Entries with figure data
━━━

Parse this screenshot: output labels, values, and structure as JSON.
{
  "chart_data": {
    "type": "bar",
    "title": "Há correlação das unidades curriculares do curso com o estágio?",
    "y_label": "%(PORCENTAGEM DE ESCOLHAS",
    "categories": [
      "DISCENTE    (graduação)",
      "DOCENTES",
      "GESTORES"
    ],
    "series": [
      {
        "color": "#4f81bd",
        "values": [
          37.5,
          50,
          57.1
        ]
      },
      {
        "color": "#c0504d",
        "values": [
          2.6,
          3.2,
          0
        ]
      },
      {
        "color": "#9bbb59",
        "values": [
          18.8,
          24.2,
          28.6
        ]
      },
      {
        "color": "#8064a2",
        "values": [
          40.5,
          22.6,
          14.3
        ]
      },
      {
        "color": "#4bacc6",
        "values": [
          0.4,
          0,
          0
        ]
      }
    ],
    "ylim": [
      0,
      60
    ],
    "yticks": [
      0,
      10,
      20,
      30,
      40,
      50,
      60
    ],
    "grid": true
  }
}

━━━

### What is needed
Retype the whole listing above exactly.

### Exercise solution
Parse this screenshot: output labels, values, and structure as JSON.
{
  "chart_data": {
    "type": "bar",
    "title": "Há correlação das unidades curriculares do curso com o estágio?",
    "y_label": "%(PORCENTAGEM DE ESCOLHAS",
    "categories": [
      "DISCENTE    (graduação)",
      "DOCENTES",
      "GESTORES"
    ],
    "series": [
      {
        "color": "#4f81bd",
        "values": [
          37.5,
          50,
          57.1
        ]
      },
      {
        "color": "#c0504d",
        "values": [
          2.6,
          3.2,
          0
        ]
      },
      {
        "color": "#9bbb59",
        "values": [
          18.8,
          24.2,
          28.6
        ]
      },
      {
        "color": "#8064a2",
        "values": [
          40.5,
          22.6,
          14.3
        ]
      },
      {
        "color": "#4bacc6",
        "values": [
          0.4,
          0,
          0
        ]
      }
    ],
    "ylim": [
      0,
      60
    ],
    "yticks": [
      0,
      10,
      20,
      30,
      40,
      50,
      60
    ],
    "grid": true
  }
}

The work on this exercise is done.